═══ EXERCISE MATERIAL

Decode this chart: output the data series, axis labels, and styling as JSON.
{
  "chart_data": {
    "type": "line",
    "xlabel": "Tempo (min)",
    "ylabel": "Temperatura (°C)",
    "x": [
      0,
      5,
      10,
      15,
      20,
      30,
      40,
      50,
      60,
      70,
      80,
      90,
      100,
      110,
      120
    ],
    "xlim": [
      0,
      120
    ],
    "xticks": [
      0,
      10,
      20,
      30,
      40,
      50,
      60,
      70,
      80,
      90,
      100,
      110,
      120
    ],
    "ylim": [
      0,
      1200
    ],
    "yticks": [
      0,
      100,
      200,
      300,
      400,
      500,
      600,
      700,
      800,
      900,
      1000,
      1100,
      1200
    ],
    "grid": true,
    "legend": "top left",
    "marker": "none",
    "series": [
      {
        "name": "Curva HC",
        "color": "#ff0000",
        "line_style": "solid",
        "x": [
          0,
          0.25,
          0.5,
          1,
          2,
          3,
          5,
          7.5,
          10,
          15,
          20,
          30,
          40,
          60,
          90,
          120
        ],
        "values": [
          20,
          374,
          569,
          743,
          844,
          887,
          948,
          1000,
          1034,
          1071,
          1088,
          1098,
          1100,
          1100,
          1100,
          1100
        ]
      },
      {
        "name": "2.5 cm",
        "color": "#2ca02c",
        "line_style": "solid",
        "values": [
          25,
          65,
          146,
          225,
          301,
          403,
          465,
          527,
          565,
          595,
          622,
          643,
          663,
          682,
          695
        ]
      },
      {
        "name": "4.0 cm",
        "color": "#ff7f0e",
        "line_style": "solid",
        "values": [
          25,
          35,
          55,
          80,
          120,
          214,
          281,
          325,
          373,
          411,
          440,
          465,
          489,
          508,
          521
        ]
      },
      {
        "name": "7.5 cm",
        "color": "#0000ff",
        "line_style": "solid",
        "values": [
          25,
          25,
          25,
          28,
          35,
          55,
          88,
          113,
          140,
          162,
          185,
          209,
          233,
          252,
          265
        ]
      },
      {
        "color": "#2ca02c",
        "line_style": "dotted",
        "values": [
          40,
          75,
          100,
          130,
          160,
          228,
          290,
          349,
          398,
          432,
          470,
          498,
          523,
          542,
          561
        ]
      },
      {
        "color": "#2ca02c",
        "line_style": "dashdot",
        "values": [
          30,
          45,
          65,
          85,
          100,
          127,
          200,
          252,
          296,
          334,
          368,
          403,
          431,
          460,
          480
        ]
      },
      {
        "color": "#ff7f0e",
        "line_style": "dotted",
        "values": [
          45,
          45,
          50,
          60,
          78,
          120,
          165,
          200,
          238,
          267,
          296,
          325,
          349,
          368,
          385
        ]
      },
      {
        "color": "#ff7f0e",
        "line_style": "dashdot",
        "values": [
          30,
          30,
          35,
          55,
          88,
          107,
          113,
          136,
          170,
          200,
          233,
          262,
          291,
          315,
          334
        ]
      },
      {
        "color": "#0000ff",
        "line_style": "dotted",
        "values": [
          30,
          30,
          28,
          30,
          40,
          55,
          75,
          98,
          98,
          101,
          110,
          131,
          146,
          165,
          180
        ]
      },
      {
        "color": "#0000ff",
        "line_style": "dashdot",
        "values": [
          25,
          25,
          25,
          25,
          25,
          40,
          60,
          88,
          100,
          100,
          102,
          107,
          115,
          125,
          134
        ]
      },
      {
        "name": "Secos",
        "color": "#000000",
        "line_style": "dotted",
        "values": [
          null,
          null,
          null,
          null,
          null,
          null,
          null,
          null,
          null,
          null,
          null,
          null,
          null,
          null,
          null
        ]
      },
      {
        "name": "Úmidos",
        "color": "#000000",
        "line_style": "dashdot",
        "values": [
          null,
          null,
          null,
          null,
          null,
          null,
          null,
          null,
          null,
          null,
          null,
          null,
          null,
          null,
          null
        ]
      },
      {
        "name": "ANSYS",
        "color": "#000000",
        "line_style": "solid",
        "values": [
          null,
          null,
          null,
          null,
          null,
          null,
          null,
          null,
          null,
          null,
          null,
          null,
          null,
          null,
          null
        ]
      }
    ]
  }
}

══════

DIRECTIVE >> All the entries above need to be reproduced exactly.

ANSWER BELOW >>
Decode this chart: output the data series, axis labels, and styling as JSON.
{
  "chart_data": {
    "type": "line",
    "xlabel": "Tempo (min)",
    "ylabel": "Temperatura (°C)",
    "x": [
      0,
      5,
      10,
      15,
      20,
      30,
      40,
      50,
      60,
      70,
      80,
      90,
      100,
      110,
      120
    ],
    "xlim": [
      0,
      120
    ],
    "xticks": [
      0,
      10,
      20,
      30,
      40,
      50,
      60,
      70,
      80,
      90,
      100,
      110,
      120
    ],
    "ylim": [
      0,
      1200
    ],
    "yticks": [
      0,
      100,
      200,
      300,
      400,
      500,
      600,
      700,
      800,
      900,
      1000,
      1100,
      1200
    ],
    "grid": true,
    "legend": "top left",
    "marker": "none",
    "series": [
      {
        "name": "Curva HC",
        "color": "#ff0000",
        "line_style": "solid",
        "x": [
          0,
          0.25,
          0.5,
          1,
          2,
          3,
          5,
          7.5,
          10,
          15,
          20,
          30,
          40,
          60,
          90,
          120
        ],
        "values": [
          20,
          374,
          569,
          743,
          844,
          887,
          948,
          1000,
          1034,
          1071,
          1088,
          1098,
          1100,
          1100,
          1100,
          1100
        ]
      },
      {
        "name": "2.5 cm",
        "color": "#2ca02c",
        "line_style": "solid",
        "values": [
          25,
          65,
          146,
          225,
          301,
          403,
          465,
          527,
          565,
          595,
          622,
          643,
          663,
          682,
          695
        ]
      },
      {
        "name": "4.0 cm",
        "color": "#ff7f0e",
        "line_style": "solid",
        "values": [
          25,
          35,
          55,
          80,
          120,
          214,
          281,
          325,
          373,
          411,
          440,
          465,
          489,
          508,
          521
        ]
      },
      {
        "name": "7.5 cm",
        "color": "#0000ff",
        "line_style": "solid",
        "values": [
          25,
          25,
          25,
          28,
          35,
          55,
          88,
          113,
          140,
          162,
          185,
          209,
          233,
          252,
          265
        ]
      },
      {
        "color": "#2ca02c",
        "line_style": "dotted",
        "values": [
          40,
          75,
          100,
          130,
          160,
          228,
          290,
          349,
          398,
          432,
          470,
          498,
          523,
          542,
          561
        ]
      },
      {
        "color": "#2ca02c",
        "line_style": "dashdot",
        "values": [
          30,
          45,
          65,
          85,
          100,
          127,
          200,
          252,
          296,
          334,
          368,
          403,
          431,
          460,
          480
        ]
      },
      {
        "color": "#ff7f0e",
        "line_style": "dotted",
        "values": [
          45,
          45,
          50,
          60,
          78,
          120,
          165,
          200,
          238,
          267,
          296,
          325,
          349,
          368,
          385
        ]
      },
      {
        "color": "#ff7f0e",
        "line_style": "dashdot",
        "values": [
          30,
          30,
          35,
          55,
          88,
          107,
          113,
          136,
          170,
          200,
          233,
          262,
          291,
          315,
          334
        ]
      },
      {
        "color": "#0000ff",
        "line_style": "dotted",
        "values": [
          30,
          30,
          28,
          30,
          40,
          55,
          75,
          98,
          98,
          101,
          110,
          131,
          146,
          165,
          180
        ]
      },
      {
        "color": "#0000ff",
        "line_style": "dashdot",
        "values": [
          25,
          25,
          25,
          25,
          25,
          40,
          60,
          88,
          100,
          100,
          102,
          107,
          115,
          125,
          134
        ]
      },
      {
        "name": "Secos",
        "color": "#000000",
        "line_style": "dotted",
        "values": [
          null,
          null,
          null,
          null,
          null,
          null,
          null,
          null,
          null,
          null,
          null,
          null,
          null,
          null,
          null
        ]
      },
      {
        "name": "Úmidos",
        "color": "#000000",
        "line_style": "dashdot",
        "values": [
          null,
          null,
          null,
          null,
          null,
          null,
          null,
          null,
          null,
          null,
          null,
          null,
          null,
          null,
          null
        ]
      },
      {
        "name": "ANSYS",
        "color": "#000000",
        "line_style": "solid",
        "values": [
          null,
          null,
          null,
          null,
          null,
          null,
          null,
          null,
          null,
          null,
          null,
          null,
          null,
          null,
          null
        ]
      }
    ]
  }
}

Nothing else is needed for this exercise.